Write the records out again exactly, leaving no images in.

[Part of a data file]
★ ★ ★ ★ ★ ★ ★

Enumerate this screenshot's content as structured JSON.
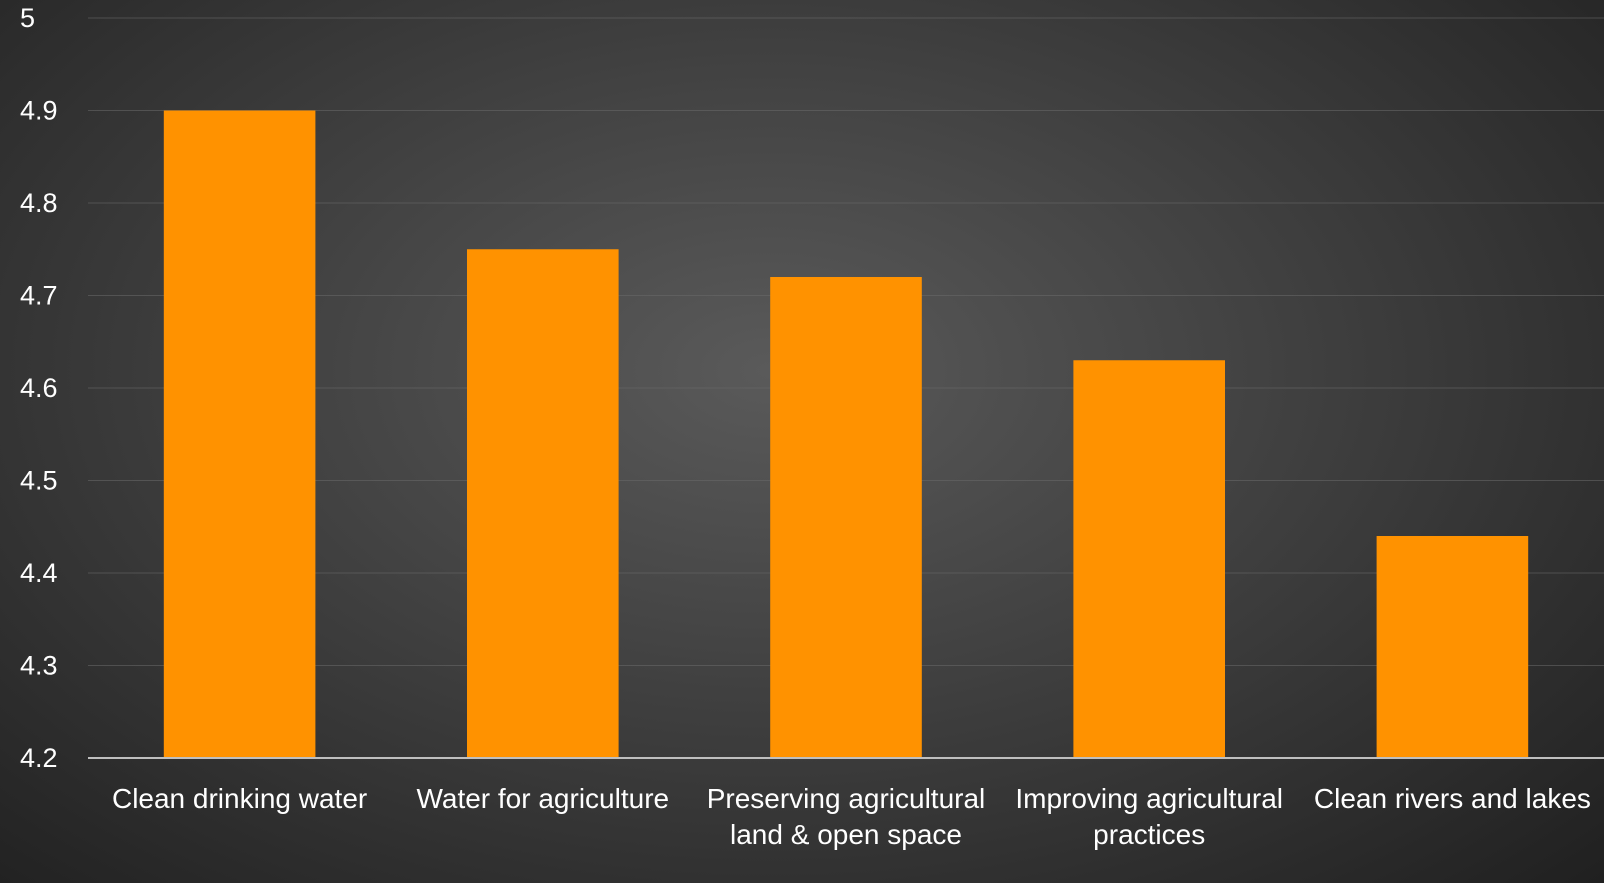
{
  "chart_data": {
    "type": "bar",
    "title": "",
    "xlabel": "",
    "ylabel": "",
    "categories": [
      [
        "Clean drinking water"
      ],
      [
        "Water for agriculture"
      ],
      [
        "Preserving agricultural",
        "land & open space"
      ],
      [
        "Improving agricultural",
        "practices"
      ],
      [
        "Clean rivers and lakes"
      ]
    ],
    "values": [
      4.9,
      4.75,
      4.72,
      4.63,
      4.44
    ],
    "ylim": [
      4.2,
      5.0
    ],
    "yticks": [
      "4.2",
      "4.3",
      "4.4",
      "4.5",
      "4.6",
      "4.7",
      "4.8",
      "4.9",
      "5"
    ],
    "grid": true,
    "legend": "none",
    "bar_color": "#FF9200"
  }
}
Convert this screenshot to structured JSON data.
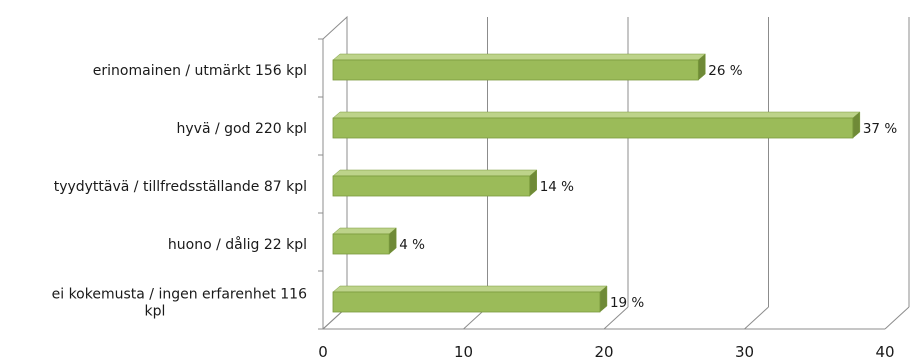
{
  "chart_data": {
    "type": "bar",
    "orientation": "horizontal",
    "style": "3d",
    "categories": [
      "erinomainen / utmärkt 156 kpl",
      "hyvä / god 220 kpl",
      "tyydyttävä / tillfredsställande 87 kpl",
      "huono / dålig 22 kpl",
      [
        "ei kokemusta / ingen erfarenhet 116",
        "kpl"
      ]
    ],
    "values": [
      26,
      37,
      14,
      4,
      19
    ],
    "value_labels": [
      "26 %",
      "37 %",
      "14 %",
      "4 %",
      "19 %"
    ],
    "x_ticks": [
      "0",
      "10",
      "20",
      "30",
      "40"
    ],
    "xlim": [
      0,
      40
    ],
    "grid": "vertical",
    "legend": "none",
    "colors": {
      "bar_front": "#9bbb59",
      "bar_top": "#bdd38a",
      "bar_side": "#6f8a37",
      "bar_edge": "#7a9a3c",
      "grid": "#8c8c8c",
      "axis": "#8c8c8c"
    }
  }
}
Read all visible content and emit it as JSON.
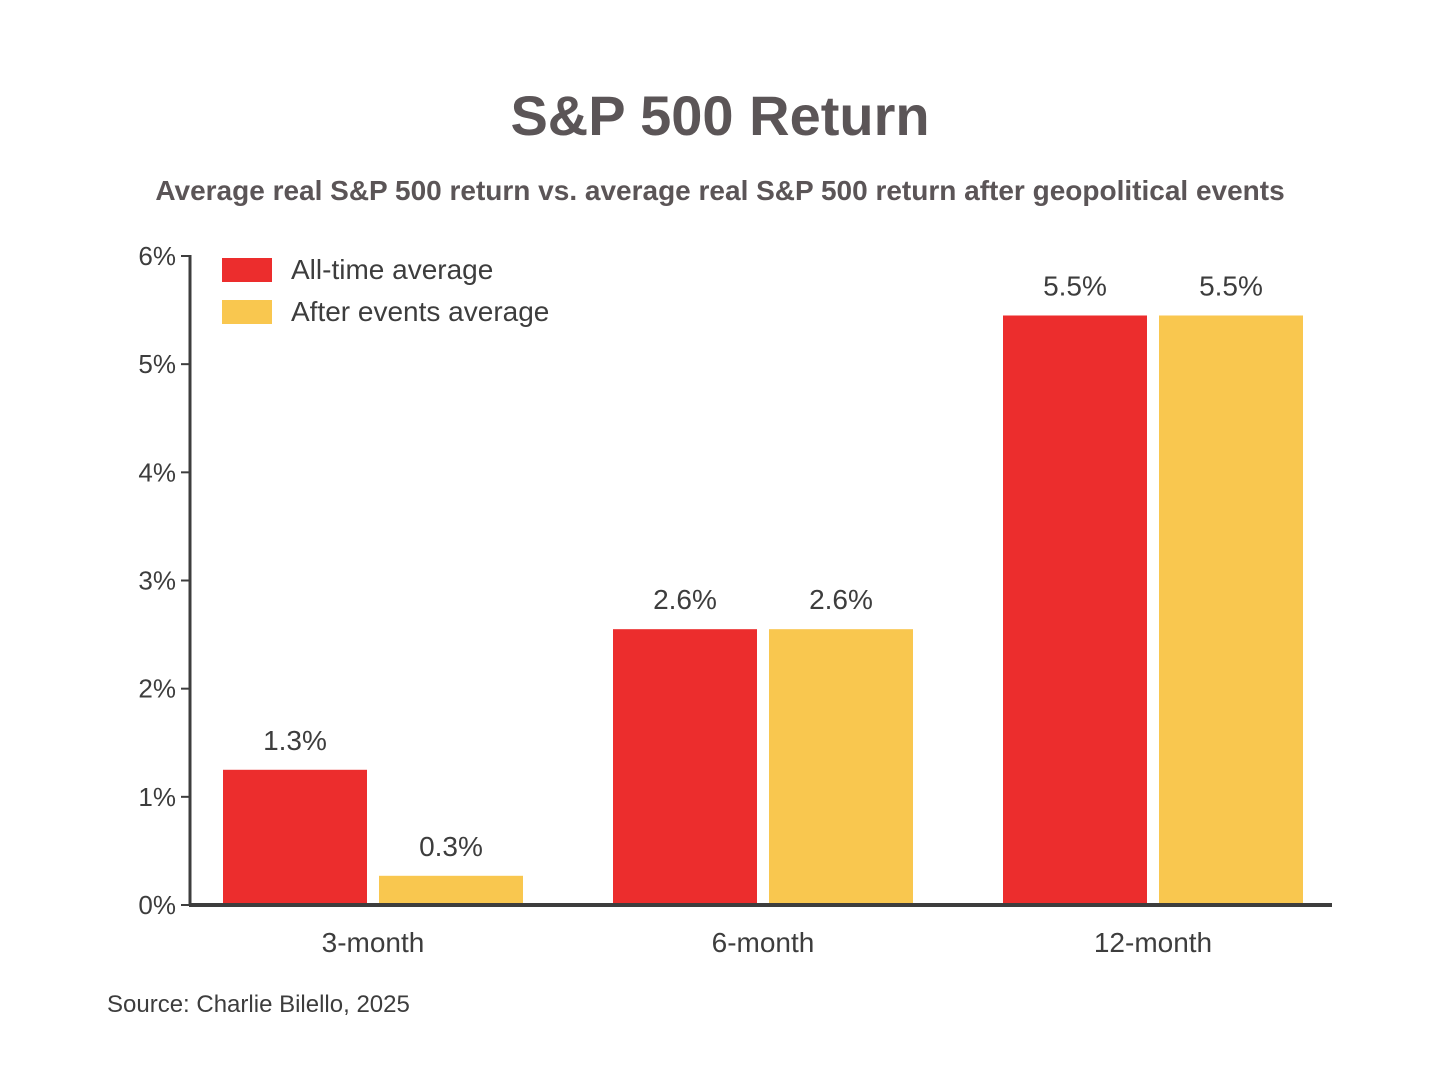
{
  "chart_data": {
    "type": "bar",
    "title": "S&P 500 Return",
    "subtitle": "Average real S&P 500 return vs. average real S&P 500 return after geopolitical events",
    "categories": [
      "3-month",
      "6-month",
      "12-month"
    ],
    "series": [
      {
        "name": "All-time average",
        "color": "#ec2d2d",
        "values": [
          1.25,
          2.55,
          5.45
        ],
        "labels": [
          "1.3%",
          "2.6%",
          "5.5%"
        ]
      },
      {
        "name": "After events average",
        "color": "#f9c74f",
        "values": [
          0.27,
          2.55,
          5.45
        ],
        "labels": [
          "0.3%",
          "2.6%",
          "5.5%"
        ]
      }
    ],
    "ylim": [
      0,
      6
    ],
    "yticks": [
      0,
      1,
      2,
      3,
      4,
      5,
      6
    ],
    "ytick_labels": [
      "0%",
      "1%",
      "2%",
      "3%",
      "4%",
      "5%",
      "6%"
    ],
    "xlabel": "",
    "ylabel": "",
    "grid": false,
    "legend_position": "top-left",
    "source": "Source: Charlie Bilello, 2025"
  }
}
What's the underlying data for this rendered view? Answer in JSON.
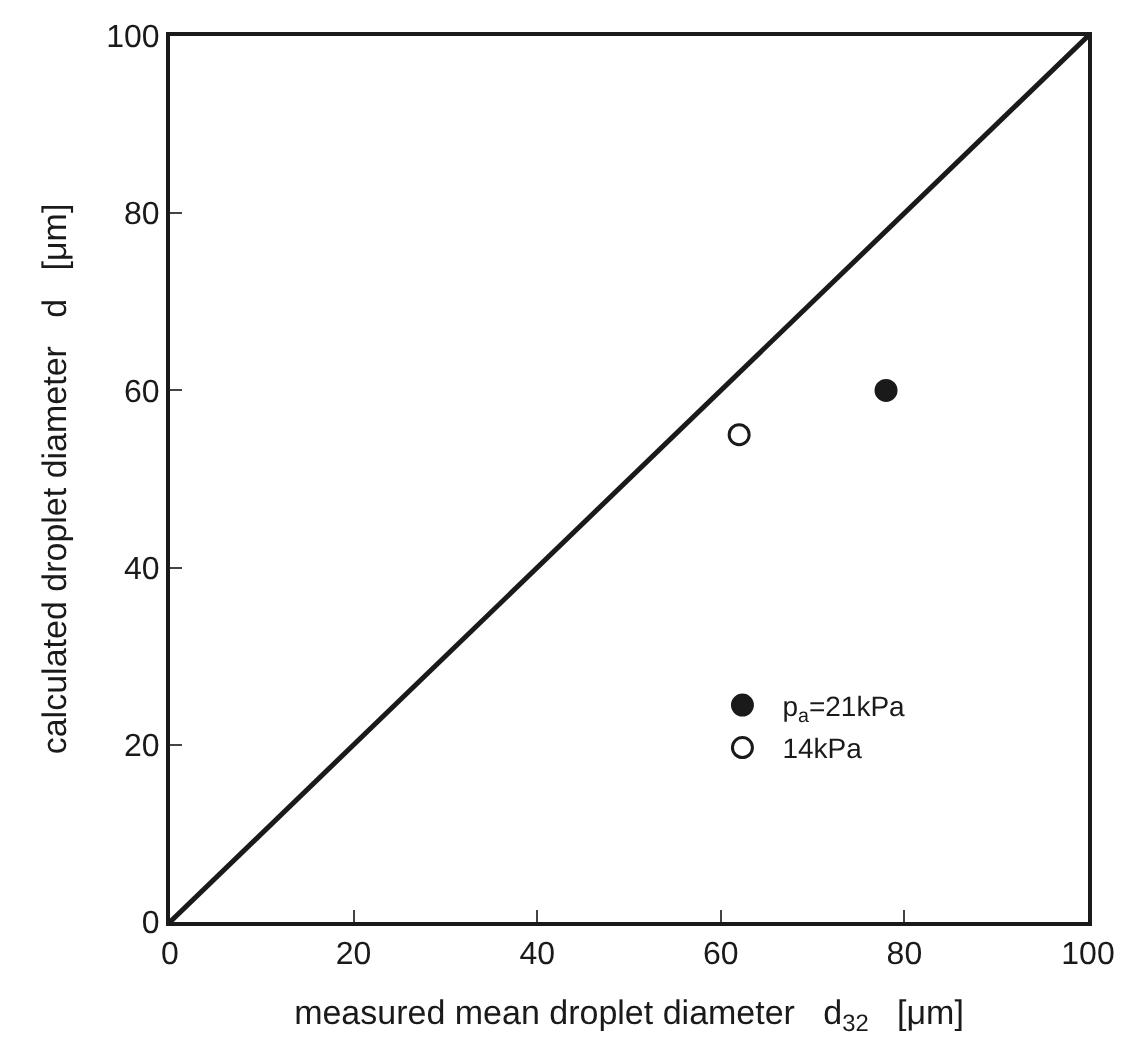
{
  "chart_data": {
    "type": "scatter",
    "xlabel": "measured mean droplet diameter   d$_{32}$   [μm]",
    "ylabel": "calculated droplet diameter   d   [μm]",
    "series": [
      {
        "name": "p$_{a}$=21kPa",
        "color": "#1a1a1a",
        "marker": "circle",
        "x": [
          78
        ],
        "values": [
          60
        ]
      },
      {
        "name": "14kPa",
        "color": "#ffffff",
        "marker": "circle",
        "x": [
          62
        ],
        "values": [
          55
        ]
      },
      {
        "type": "line",
        "color": "#1a1a1a",
        "x": [
          0,
          100
        ],
        "values": [
          0,
          100
        ],
        "line_style": "solid"
      }
    ],
    "xlim": [
      0,
      100
    ],
    "ylim": [
      0,
      100
    ],
    "xticks": [
      0,
      20,
      40,
      60,
      80,
      100
    ],
    "yticks": [
      0,
      20,
      40,
      60,
      80,
      100
    ],
    "legend": "bottom right"
  }
}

★ ★ ★ ★ ★ ★ ★

• [WRITTEN SOLUTION]
Enumerate this screenshot's content as structured JSON.
{
  "chart_data": {
    "type": "bar",
    "title": "",
    "xlabel": "",
    "ylabel": "",
    "categories": [
      [
        "Clean drinking water"
      ],
      [
        "Water for agriculture"
      ],
      [
        "Preserving agricultural",
        "land & open space"
      ],
      [
        "Improving agricultural",
        "practices"
      ],
      [
        "Clean rivers and lakes"
      ]
    ],
    "values": [
      4.9,
      4.75,
      4.72,
      4.63,
      4.44
    ],
    "ylim": [
      4.2,
      5.0
    ],
    "yticks": [
      "4.2",
      "4.3",
      "4.4",
      "4.5",
      "4.6",
      "4.7",
      "4.8",
      "4.9",
      "5"
    ],
    "grid": true,
    "legend": "none",
    "bar_color": "#FF9200"
  }
}
Convert this screenshot to structured JSON data.
{
  "chart_data": {
    "type": "bar",
    "orientation": "horizontal",
    "style": "3d",
    "categories": [
      "erinomainen / utmärkt 156 kpl",
      "hyvä / god 220 kpl",
      "tyydyttävä / tillfredsställande 87 kpl",
      "huono / dålig 22 kpl",
      [
        "ei kokemusta / ingen erfarenhet 116",
        "kpl"
      ]
    ],
    "values": [
      26,
      37,
      14,
      4,
      19
    ],
    "value_labels": [
      "26 %",
      "37 %",
      "14 %",
      "4 %",
      "19 %"
    ],
    "x_ticks": [
      "0",
      "10",
      "20",
      "30",
      "40"
    ],
    "xlim": [
      0,
      40
    ],
    "grid": "vertical",
    "legend": "none",
    "colors": {
      "bar_front": "#9bbb59",
      "bar_top": "#bdd38a",
      "bar_side": "#6f8a37",
      "bar_edge": "#7a9a3c",
      "grid": "#8c8c8c",
      "axis": "#8c8c8c"
    }
  }
}
Read all visible content and emit it as JSON.
{
  "chart_data": {
    "type": "bar",
    "title": "S&P 500 Return",
    "subtitle": "Average real S&P 500 return vs. average real S&P 500 return after geopolitical events",
    "categories": [
      "3-month",
      "6-month",
      "12-month"
    ],
    "series": [
      {
        "name": "All-time average",
        "color": "#ec2d2d",
        "values": [
          1.25,
          2.55,
          5.45
        ],
        "labels": [
          "1.3%",
          "2.6%",
          "5.5%"
        ]
      },
      {
        "name": "After events average",
        "color": "#f9c74f",
        "values": [
          0.27,
          2.55,
          5.45
        ],
        "labels": [
          "0.3%",
          "2.6%",
          "5.5%"
        ]
      }
    ],
    "ylim": [
      0,
      6
    ],
    "yticks": [
      0,
      1,
      2,
      3,
      4,
      5,
      6
    ],
    "ytick_labels": [
      "0%",
      "1%",
      "2%",
      "3%",
      "4%",
      "5%",
      "6%"
    ],
    "xlabel": "",
    "ylabel": "",
    "grid": false,
    "legend_position": "top-left",
    "source": "Source: Charlie Bilello, 2025"
  }
}
What's the underlying data for this rendered view? Answer in JSON.
{
  "chart_data": {
    "type": "scatter",
    "xlabel": "measured mean droplet diameter   d$_{32}$   [μm]",
    "ylabel": "calculated droplet diameter   d   [μm]",
    "series": [
      {
        "name": "p$_{a}$=21kPa",
        "color": "#1a1a1a",
        "marker": "circle",
        "x": [
          78
        ],
        "values": [
          60
        ]
      },
      {
        "name": "14kPa",
        "color": "#ffffff",
        "marker": "circle",
        "x": [
          62
        ],
        "values": [
          55
        ]
      },
      {
        "type": "line",
        "color": "#1a1a1a",
        "x": [
          0,
          100
        ],
        "values": [
          0,
          100
        ],
        "line_style": "solid"
      }
    ],
    "xlim": [
      0,
      100
    ],
    "ylim": [
      0,
      100
    ],
    "xticks": [
      0,
      20,
      40,
      60,
      80,
      100
    ],
    "yticks": [
      0,
      20,
      40,
      60,
      80,
      100
    ],
    "legend": "bottom right"
  }
}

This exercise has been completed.